====== SUPPLIED MATERIAL ======

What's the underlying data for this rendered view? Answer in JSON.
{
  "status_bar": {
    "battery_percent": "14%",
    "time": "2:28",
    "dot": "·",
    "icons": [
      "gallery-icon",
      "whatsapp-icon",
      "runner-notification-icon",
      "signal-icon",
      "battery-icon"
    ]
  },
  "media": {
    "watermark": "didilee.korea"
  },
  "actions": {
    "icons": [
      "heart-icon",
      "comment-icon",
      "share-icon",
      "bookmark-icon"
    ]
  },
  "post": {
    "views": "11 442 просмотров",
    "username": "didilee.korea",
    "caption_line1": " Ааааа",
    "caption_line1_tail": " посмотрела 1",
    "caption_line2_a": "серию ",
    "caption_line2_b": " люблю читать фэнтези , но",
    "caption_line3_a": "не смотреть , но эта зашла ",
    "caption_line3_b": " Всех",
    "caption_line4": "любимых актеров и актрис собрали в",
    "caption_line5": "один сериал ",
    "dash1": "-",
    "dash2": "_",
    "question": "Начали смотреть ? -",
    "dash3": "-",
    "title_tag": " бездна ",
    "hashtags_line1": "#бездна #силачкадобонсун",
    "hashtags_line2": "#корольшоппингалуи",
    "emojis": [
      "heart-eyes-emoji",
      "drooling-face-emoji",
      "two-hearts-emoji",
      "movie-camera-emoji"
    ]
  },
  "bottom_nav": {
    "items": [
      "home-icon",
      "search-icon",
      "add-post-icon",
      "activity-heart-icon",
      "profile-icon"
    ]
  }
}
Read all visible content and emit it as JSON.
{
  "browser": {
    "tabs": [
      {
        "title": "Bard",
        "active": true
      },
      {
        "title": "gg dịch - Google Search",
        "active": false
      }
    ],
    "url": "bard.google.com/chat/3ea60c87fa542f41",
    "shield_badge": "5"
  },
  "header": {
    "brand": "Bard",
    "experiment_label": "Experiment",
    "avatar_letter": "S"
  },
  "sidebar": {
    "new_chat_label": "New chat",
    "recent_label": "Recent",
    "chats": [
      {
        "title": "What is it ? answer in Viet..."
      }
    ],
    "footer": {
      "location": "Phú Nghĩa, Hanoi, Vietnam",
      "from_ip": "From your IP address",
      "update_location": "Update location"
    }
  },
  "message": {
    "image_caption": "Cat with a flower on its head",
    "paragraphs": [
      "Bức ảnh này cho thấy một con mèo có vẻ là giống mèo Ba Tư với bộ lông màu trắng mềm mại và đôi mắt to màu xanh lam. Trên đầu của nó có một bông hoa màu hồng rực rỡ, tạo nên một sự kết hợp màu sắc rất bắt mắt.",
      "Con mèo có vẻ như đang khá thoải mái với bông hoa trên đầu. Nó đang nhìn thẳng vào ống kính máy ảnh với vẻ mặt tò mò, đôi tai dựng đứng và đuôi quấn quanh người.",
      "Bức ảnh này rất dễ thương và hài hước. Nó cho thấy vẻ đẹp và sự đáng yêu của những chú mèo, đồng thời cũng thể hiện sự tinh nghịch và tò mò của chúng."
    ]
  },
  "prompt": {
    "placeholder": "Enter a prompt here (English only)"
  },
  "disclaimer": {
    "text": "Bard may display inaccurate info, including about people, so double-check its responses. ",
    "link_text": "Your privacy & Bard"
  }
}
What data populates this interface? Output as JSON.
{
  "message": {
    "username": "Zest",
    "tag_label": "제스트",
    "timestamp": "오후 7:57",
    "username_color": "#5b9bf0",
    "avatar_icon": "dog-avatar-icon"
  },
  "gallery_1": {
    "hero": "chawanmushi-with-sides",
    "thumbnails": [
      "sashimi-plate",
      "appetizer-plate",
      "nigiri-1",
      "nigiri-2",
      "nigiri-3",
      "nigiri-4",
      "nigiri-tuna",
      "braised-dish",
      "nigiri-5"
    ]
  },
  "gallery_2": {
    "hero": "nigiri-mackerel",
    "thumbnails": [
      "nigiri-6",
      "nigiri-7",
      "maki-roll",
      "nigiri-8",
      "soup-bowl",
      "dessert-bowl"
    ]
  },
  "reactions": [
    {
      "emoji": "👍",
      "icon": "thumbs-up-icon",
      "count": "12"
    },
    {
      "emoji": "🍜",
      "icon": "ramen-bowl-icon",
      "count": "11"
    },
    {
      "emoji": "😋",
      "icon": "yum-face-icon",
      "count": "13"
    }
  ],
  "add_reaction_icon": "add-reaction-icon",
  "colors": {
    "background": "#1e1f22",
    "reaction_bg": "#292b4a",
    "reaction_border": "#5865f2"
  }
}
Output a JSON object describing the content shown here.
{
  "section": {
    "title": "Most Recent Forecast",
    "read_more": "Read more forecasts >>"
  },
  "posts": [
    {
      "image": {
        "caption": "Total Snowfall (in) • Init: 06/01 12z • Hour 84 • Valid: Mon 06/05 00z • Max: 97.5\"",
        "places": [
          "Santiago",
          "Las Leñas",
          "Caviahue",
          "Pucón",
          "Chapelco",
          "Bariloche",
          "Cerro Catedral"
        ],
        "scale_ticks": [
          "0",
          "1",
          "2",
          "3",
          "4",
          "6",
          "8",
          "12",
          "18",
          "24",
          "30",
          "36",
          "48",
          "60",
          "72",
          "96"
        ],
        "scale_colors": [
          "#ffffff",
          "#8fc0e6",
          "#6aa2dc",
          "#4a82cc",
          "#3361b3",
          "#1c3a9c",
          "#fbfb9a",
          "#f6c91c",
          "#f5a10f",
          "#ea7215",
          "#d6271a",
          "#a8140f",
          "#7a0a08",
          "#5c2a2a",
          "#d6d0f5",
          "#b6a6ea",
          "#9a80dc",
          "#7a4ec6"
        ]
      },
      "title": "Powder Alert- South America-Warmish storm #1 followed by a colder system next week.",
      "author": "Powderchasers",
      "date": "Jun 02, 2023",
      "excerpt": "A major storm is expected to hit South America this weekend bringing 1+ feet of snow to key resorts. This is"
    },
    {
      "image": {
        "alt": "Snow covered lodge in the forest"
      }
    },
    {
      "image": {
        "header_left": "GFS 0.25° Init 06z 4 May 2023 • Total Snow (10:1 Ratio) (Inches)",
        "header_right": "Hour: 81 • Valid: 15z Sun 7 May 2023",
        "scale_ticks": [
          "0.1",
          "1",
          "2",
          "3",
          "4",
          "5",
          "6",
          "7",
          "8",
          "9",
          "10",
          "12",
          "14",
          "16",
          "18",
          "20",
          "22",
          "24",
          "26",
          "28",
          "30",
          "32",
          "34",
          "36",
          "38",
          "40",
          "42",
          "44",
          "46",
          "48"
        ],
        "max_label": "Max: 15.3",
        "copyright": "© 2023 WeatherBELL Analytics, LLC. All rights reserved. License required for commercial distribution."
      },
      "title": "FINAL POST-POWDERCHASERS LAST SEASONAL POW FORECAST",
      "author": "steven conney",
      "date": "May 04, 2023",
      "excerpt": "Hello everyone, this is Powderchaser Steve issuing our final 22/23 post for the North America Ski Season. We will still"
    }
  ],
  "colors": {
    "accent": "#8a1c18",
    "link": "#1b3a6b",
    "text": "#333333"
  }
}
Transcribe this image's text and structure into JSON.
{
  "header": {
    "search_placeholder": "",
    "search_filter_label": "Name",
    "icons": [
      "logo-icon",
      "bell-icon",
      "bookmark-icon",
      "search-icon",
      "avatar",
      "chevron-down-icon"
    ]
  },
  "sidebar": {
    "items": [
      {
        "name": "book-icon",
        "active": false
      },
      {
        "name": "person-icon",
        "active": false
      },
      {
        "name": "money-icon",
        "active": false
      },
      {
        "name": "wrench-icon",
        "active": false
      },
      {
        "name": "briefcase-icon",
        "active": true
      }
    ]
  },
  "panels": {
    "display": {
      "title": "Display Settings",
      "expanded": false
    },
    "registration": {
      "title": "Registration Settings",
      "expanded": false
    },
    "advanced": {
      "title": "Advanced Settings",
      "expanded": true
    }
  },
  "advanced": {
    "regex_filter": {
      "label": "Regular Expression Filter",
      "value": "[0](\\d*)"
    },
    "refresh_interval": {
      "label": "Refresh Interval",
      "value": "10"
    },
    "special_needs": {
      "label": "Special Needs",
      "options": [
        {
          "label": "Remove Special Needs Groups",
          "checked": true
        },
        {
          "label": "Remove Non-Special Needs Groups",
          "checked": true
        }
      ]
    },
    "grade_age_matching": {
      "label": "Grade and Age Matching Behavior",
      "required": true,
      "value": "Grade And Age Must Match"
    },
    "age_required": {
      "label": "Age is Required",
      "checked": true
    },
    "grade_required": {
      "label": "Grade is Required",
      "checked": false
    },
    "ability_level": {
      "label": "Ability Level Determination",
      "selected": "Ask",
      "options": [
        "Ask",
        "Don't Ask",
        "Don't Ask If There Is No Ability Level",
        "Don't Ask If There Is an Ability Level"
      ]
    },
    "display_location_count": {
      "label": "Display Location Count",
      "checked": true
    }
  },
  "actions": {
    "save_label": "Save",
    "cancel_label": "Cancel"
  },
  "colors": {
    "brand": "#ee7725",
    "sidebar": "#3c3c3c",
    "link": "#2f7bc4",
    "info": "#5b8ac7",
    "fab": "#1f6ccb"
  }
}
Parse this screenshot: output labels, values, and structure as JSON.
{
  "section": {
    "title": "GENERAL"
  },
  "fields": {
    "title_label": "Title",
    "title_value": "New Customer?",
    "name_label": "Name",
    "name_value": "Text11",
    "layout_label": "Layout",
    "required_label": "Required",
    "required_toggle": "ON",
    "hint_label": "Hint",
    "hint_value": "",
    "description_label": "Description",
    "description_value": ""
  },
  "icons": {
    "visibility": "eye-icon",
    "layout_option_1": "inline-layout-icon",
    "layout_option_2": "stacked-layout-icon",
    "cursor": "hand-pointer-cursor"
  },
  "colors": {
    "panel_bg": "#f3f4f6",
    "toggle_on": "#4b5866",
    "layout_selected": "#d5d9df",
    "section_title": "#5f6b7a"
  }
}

======

THE REQUEST =
Using the listing above, return all lines where the word "America" occurs.

ANSWER FOR THIS EXERCISE =
      "title": "Powder Alert- South America-Warmish storm #1 followed by a colder system next week.",
      "excerpt": "A major storm is expected to hit South America this weekend bringing 1+ feet of snow to key resorts. This is"
      "excerpt": "Hello everyone, this is Powderchaser Steve issuing our final 22/23 post for the North America Ski Season. We will still"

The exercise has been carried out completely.